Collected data
________________________

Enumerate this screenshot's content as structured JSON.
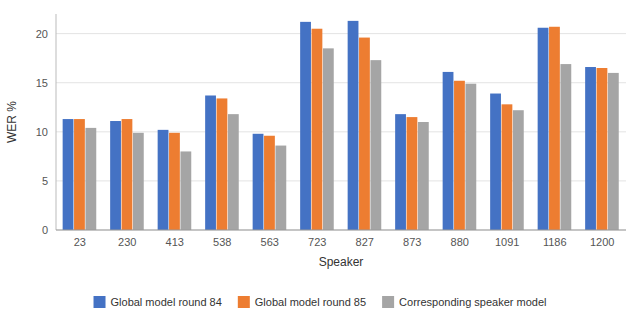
{
  "chart_data": {
    "type": "bar",
    "xlabel": "Speaker",
    "ylabel": "WER %",
    "categories": [
      "23",
      "230",
      "413",
      "538",
      "563",
      "723",
      "827",
      "873",
      "880",
      "1091",
      "1186",
      "1200"
    ],
    "series": [
      {
        "name": "Global model round 84",
        "color": "#4472C4",
        "values": [
          11.3,
          11.1,
          10.2,
          13.7,
          9.8,
          21.2,
          21.3,
          11.8,
          16.1,
          13.9,
          20.6,
          16.6
        ]
      },
      {
        "name": "Global model round 85",
        "color": "#ED7D31",
        "values": [
          11.3,
          11.3,
          9.9,
          13.4,
          9.6,
          20.5,
          19.6,
          11.5,
          15.2,
          12.8,
          20.7,
          16.5
        ]
      },
      {
        "name": "Corresponding speaker model",
        "color": "#A5A5A5",
        "values": [
          10.4,
          9.9,
          8.0,
          11.8,
          8.6,
          18.5,
          17.3,
          11.0,
          14.9,
          12.2,
          16.9,
          16.0
        ]
      }
    ],
    "ylim": [
      0,
      22
    ],
    "yticks": [
      0,
      5,
      10,
      15,
      20
    ],
    "grid": true,
    "legend": "bottom"
  }
}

________________________

Transcribe every entry word for word, but skip the pictures.

> _Finished exercise_
Enumerate this screenshot's content as structured JSON.
{
  "chart_data": {
    "type": "bar",
    "xlabel": "Speaker",
    "ylabel": "WER %",
    "categories": [
      "23",
      "230",
      "413",
      "538",
      "563",
      "723",
      "827",
      "873",
      "880",
      "1091",
      "1186",
      "1200"
    ],
    "series": [
      {
        "name": "Global model round 84",
        "color": "#4472C4",
        "values": [
          11.3,
          11.1,
          10.2,
          13.7,
          9.8,
          21.2,
          21.3,
          11.8,
          16.1,
          13.9,
          20.6,
          16.6
        ]
      },
      {
        "name": "Global model round 85",
        "color": "#ED7D31",
        "values": [
          11.3,
          11.3,
          9.9,
          13.4,
          9.6,
          20.5,
          19.6,
          11.5,
          15.2,
          12.8,
          20.7,
          16.5
        ]
      },
      {
        "name": "Corresponding speaker model",
        "color": "#A5A5A5",
        "values": [
          10.4,
          9.9,
          8.0,
          11.8,
          8.6,
          18.5,
          17.3,
          11.0,
          14.9,
          12.2,
          16.9,
          16.0
        ]
      }
    ],
    "ylim": [
      0,
      22
    ],
    "yticks": [
      0,
      5,
      10,
      15,
      20
    ],
    "grid": true,
    "legend": "bottom"
  }
}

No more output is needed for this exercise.